▶ **EXERCISE DESCRIPTION**: Exactly reproduce each record listed below.

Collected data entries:
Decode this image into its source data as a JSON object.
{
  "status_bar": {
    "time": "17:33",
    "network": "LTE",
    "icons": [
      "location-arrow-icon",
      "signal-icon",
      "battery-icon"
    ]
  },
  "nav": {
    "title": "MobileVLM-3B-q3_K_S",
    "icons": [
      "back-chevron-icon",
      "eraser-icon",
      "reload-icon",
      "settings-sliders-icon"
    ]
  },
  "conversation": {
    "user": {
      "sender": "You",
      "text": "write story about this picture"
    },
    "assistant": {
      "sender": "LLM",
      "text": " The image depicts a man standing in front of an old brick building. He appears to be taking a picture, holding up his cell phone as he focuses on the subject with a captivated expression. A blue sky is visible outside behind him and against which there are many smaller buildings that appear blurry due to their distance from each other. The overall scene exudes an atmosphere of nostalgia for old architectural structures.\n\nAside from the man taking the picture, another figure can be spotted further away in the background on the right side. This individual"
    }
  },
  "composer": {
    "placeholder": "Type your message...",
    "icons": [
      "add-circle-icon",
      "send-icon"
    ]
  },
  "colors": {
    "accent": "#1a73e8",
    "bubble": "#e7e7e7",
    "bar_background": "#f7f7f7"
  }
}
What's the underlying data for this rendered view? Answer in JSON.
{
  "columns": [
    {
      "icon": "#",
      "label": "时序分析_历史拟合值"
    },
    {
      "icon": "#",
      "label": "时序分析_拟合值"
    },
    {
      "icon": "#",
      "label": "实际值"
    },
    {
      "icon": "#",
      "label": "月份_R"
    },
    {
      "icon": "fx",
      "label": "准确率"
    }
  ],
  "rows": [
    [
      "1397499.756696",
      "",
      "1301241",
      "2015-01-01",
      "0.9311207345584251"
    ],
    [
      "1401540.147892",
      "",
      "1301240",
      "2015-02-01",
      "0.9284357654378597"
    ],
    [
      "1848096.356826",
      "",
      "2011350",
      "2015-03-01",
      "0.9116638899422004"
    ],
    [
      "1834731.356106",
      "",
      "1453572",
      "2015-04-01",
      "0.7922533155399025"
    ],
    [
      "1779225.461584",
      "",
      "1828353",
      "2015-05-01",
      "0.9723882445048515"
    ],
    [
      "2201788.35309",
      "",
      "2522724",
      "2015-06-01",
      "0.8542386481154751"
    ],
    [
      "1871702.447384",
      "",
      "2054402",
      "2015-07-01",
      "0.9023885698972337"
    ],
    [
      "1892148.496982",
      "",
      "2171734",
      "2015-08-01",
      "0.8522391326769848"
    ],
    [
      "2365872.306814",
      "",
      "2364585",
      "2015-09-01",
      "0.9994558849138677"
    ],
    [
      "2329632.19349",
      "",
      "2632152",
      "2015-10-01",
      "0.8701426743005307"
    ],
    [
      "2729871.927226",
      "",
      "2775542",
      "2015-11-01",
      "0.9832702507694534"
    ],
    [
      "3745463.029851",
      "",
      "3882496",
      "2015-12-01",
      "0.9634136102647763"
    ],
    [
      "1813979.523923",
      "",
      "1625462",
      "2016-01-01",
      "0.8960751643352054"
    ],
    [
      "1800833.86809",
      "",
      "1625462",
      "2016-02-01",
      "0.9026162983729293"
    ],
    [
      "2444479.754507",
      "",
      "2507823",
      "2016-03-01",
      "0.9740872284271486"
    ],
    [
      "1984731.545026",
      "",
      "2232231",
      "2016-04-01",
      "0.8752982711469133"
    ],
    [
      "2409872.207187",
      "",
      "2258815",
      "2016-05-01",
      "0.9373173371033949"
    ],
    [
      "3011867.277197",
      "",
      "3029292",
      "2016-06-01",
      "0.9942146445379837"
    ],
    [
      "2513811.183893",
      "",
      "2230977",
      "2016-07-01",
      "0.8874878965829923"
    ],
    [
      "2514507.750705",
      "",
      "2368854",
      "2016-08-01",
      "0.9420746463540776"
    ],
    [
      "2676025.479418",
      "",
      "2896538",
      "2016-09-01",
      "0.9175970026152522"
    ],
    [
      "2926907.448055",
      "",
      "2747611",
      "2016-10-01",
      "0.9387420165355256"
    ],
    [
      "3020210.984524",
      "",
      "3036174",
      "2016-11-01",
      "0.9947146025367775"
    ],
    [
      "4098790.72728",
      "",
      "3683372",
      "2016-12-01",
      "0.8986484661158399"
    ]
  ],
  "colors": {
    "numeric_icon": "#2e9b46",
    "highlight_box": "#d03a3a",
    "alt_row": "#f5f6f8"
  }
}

▶ **ANSWER IN FULL**:
Decode this image into its source data as a JSON object.
{
  "status_bar": {
    "time": "17:33",
    "network": "LTE",
    "icons": [
      "location-arrow-icon",
      "signal-icon",
      "battery-icon"
    ]
  },
  "nav": {
    "title": "MobileVLM-3B-q3_K_S",
    "icons": [
      "back-chevron-icon",
      "eraser-icon",
      "reload-icon",
      "settings-sliders-icon"
    ]
  },
  "conversation": {
    "user": {
      "sender": "You",
      "text": "write story about this picture"
    },
    "assistant": {
      "sender": "LLM",
      "text": " The image depicts a man standing in front of an old brick building. He appears to be taking a picture, holding up his cell phone as he focuses on the subject with a captivated expression. A blue sky is visible outside behind him and against which there are many smaller buildings that appear blurry due to their distance from each other. The overall scene exudes an atmosphere of nostalgia for old architectural structures.\n\nAside from the man taking the picture, another figure can be spotted further away in the background on the right side. This individual"
    }
  },
  "composer": {
    "placeholder": "Type your message...",
    "icons": [
      "add-circle-icon",
      "send-icon"
    ]
  },
  "colors": {
    "accent": "#1a73e8",
    "bubble": "#e7e7e7",
    "bar_background": "#f7f7f7"
  }
}
What's the underlying data for this rendered view? Answer in JSON.
{
  "columns": [
    {
      "icon": "#",
      "label": "时序分析_历史拟合值"
    },
    {
      "icon": "#",
      "label": "时序分析_拟合值"
    },
    {
      "icon": "#",
      "label": "实际值"
    },
    {
      "icon": "#",
      "label": "月份_R"
    },
    {
      "icon": "fx",
      "label": "准确率"
    }
  ],
  "rows": [
    [
      "1397499.756696",
      "",
      "1301241",
      "2015-01-01",
      "0.9311207345584251"
    ],
    [
      "1401540.147892",
      "",
      "1301240",
      "2015-02-01",
      "0.9284357654378597"
    ],
    [
      "1848096.356826",
      "",
      "2011350",
      "2015-03-01",
      "0.9116638899422004"
    ],
    [
      "1834731.356106",
      "",
      "1453572",
      "2015-04-01",
      "0.7922533155399025"
    ],
    [
      "1779225.461584",
      "",
      "1828353",
      "2015-05-01",
      "0.9723882445048515"
    ],
    [
      "2201788.35309",
      "",
      "2522724",
      "2015-06-01",
      "0.8542386481154751"
    ],
    [
      "1871702.447384",
      "",
      "2054402",
      "2015-07-01",
      "0.9023885698972337"
    ],
    [
      "1892148.496982",
      "",
      "2171734",
      "2015-08-01",
      "0.8522391326769848"
    ],
    [
      "2365872.306814",
      "",
      "2364585",
      "2015-09-01",
      "0.9994558849138677"
    ],
    [
      "2329632.19349",
      "",
      "2632152",
      "2015-10-01",
      "0.8701426743005307"
    ],
    [
      "2729871.927226",
      "",
      "2775542",
      "2015-11-01",
      "0.9832702507694534"
    ],
    [
      "3745463.029851",
      "",
      "3882496",
      "2015-12-01",
      "0.9634136102647763"
    ],
    [
      "1813979.523923",
      "",
      "1625462",
      "2016-01-01",
      "0.8960751643352054"
    ],
    [
      "1800833.86809",
      "",
      "1625462",
      "2016-02-01",
      "0.9026162983729293"
    ],
    [
      "2444479.754507",
      "",
      "2507823",
      "2016-03-01",
      "0.9740872284271486"
    ],
    [
      "1984731.545026",
      "",
      "2232231",
      "2016-04-01",
      "0.8752982711469133"
    ],
    [
      "2409872.207187",
      "",
      "2258815",
      "2016-05-01",
      "0.9373173371033949"
    ],
    [
      "3011867.277197",
      "",
      "3029292",
      "2016-06-01",
      "0.9942146445379837"
    ],
    [
      "2513811.183893",
      "",
      "2230977",
      "2016-07-01",
      "0.8874878965829923"
    ],
    [
      "2514507.750705",
      "",
      "2368854",
      "2016-08-01",
      "0.9420746463540776"
    ],
    [
      "2676025.479418",
      "",
      "2896538",
      "2016-09-01",
      "0.9175970026152522"
    ],
    [
      "2926907.448055",
      "",
      "2747611",
      "2016-10-01",
      "0.9387420165355256"
    ],
    [
      "3020210.984524",
      "",
      "3036174",
      "2016-11-01",
      "0.9947146025367775"
    ],
    [
      "4098790.72728",
      "",
      "3683372",
      "2016-12-01",
      "0.8986484661158399"
    ]
  ],
  "colors": {
    "numeric_icon": "#2e9b46",
    "highlight_box": "#d03a3a",
    "alt_row": "#f5f6f8"
  }
}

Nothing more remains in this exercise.